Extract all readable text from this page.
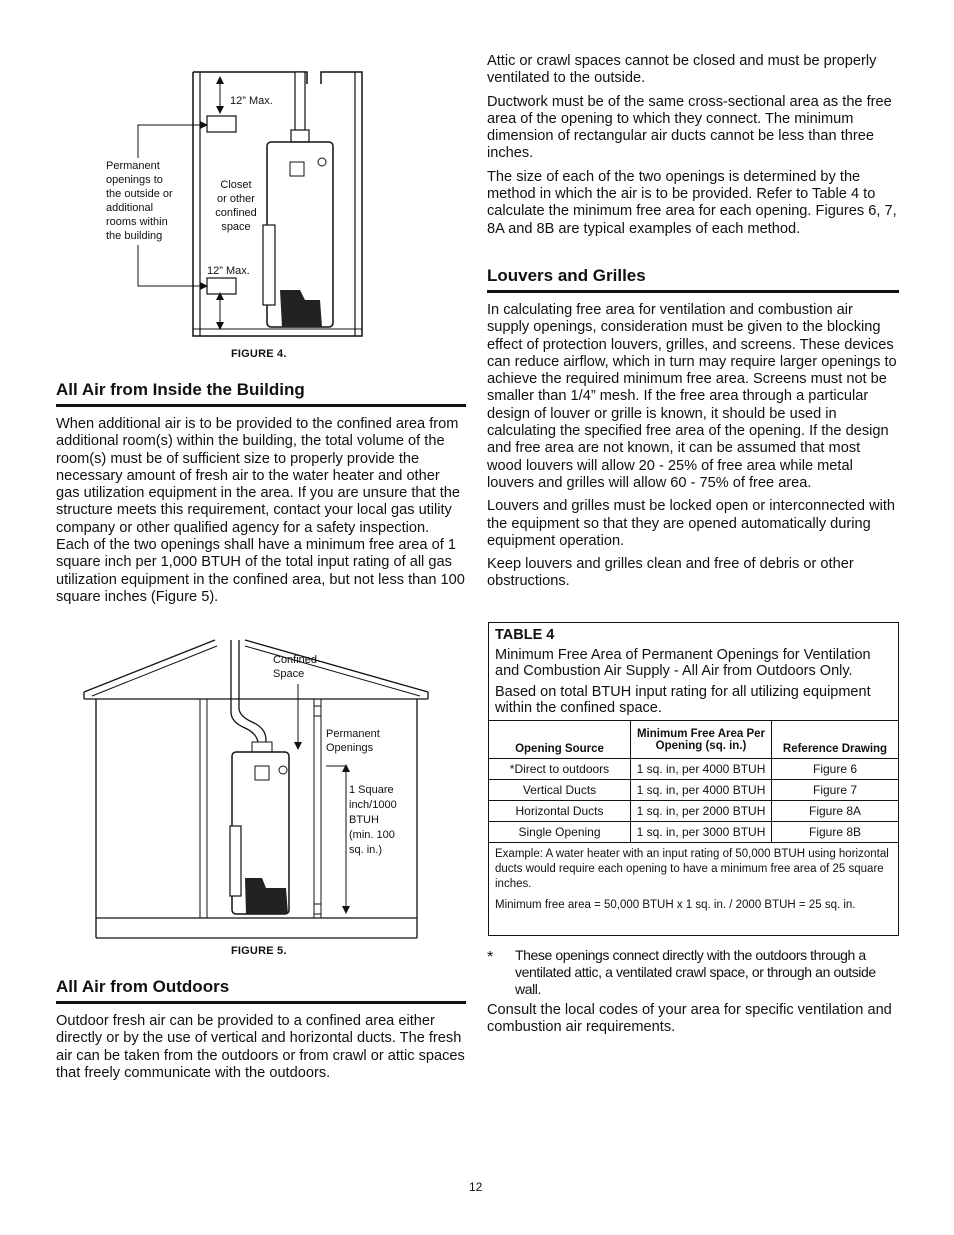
12” Max.
12” Max.
Permanent
openings to
the outside or
additional
rooms within
the building
Closet
or other
confined
space
FIGURE 4.
All Air from Inside the Building

When additional air is to be provided to the confined area from additional room(s) within the building, the total volume of the room(s) must be of sufficient size to properly provide the necessary amount of fresh air to the water heater and other gas utilization equipment in the area. If you are unsure that the structure meets this requirement, contact your local gas utility company or other qualified agency for a safety inspection.

Each of the two openings shall have a minimum free area of 1 square inch per 1,000 BTUH of the total input rating of all gas utilization equipment in the confined area, but not less than 100 square inches (Figure 5).

Confined
Space
Permanent
Openings
1 Square
inch/1000
BTUH
(min. 100
sq. in.)
FIGURE 5.
All Air from Outdoors

Outdoor fresh air can be provided to a confined area either directly or by the use of vertical and horizontal ducts. The fresh air can be taken from the outdoors or from crawl or attic spaces that freely communicate with the outdoors.

Attic or crawl spaces cannot be closed and must be properly ventilated to the outside.

Ductwork must be of the same cross-sectional area as the free area of the opening to which they connect. The minimum dimension of rectangular air ducts cannot be less than three inches.

The size of each of the two openings is determined by the method in which the air is to be provided. Refer to Table 4 to calculate the minimum free area for each opening. Figures 6, 7, 8A and 8B are typical examples of each method.

Louvers and Grilles

In calculating free area for ventilation and combustion air supply openings, consideration must be given to the blocking effect of protection louvers, grilles, and screens. These devices can reduce airflow, which in turn may require larger openings to achieve the required minimum free area. Screens must not be smaller than 1/4” mesh. If the free area through a particular design of louver or grille is known, it should be used in calculating the specified free area of the opening. If the design and free area are not known, it can be assumed that most wood louvers will allow 20 - 25% of free area while metal louvers and grilles will allow 60 - 75% of free area.

Louvers and grilles must be locked open or interconnected with the equipment so that they are opened automatically during equipment operation.

Keep louvers and grilles clean and free of debris or other obstructions.

TABLE 4
Minimum Free Area of Permanent Openings for Ventilation and Combustion Air Supply - All Air from Outdoors Only.
Based on total BTUH input rating for all utilizing equipment within the confined space.
Opening Source	Minimum Free Area Per Opening (sq. in.)	Reference Drawing
*Direct to outdoors	1 sq. in, per 4000 BTUH	Figure 6
Vertical Ducts	1 sq. in, per 4000 BTUH	Figure 7
Horizontal Ducts	1 sq. in, per 2000 BTUH	Figure 8A
Single Opening	1 sq. in, per 3000 BTUH	Figure 8B
Example: A water heater with an input rating of 50,000 BTUH using horizontal ducts would require each opening to have a minimum free area of 25 square inches.
Minimum free area = 50,000 BTUH x 1 sq. in. / 2000 BTUH = 25 sq. in.
* These openings connect directly with the outdoors through a ventilated attic, a ventilated crawl space, or through an outside wall.
Consult the local codes of your area for specific ventilation and combustion air requirements.
12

Goal » Go through the records. Copy each line where "ventilated" appears.

Worked answer »
Attic or crawl spaces cannot be closed and must be properly ventilated to the outside.
* These openings connect directly with the outdoors through a ventilated attic, a ventilated crawl space, or through an outside wall.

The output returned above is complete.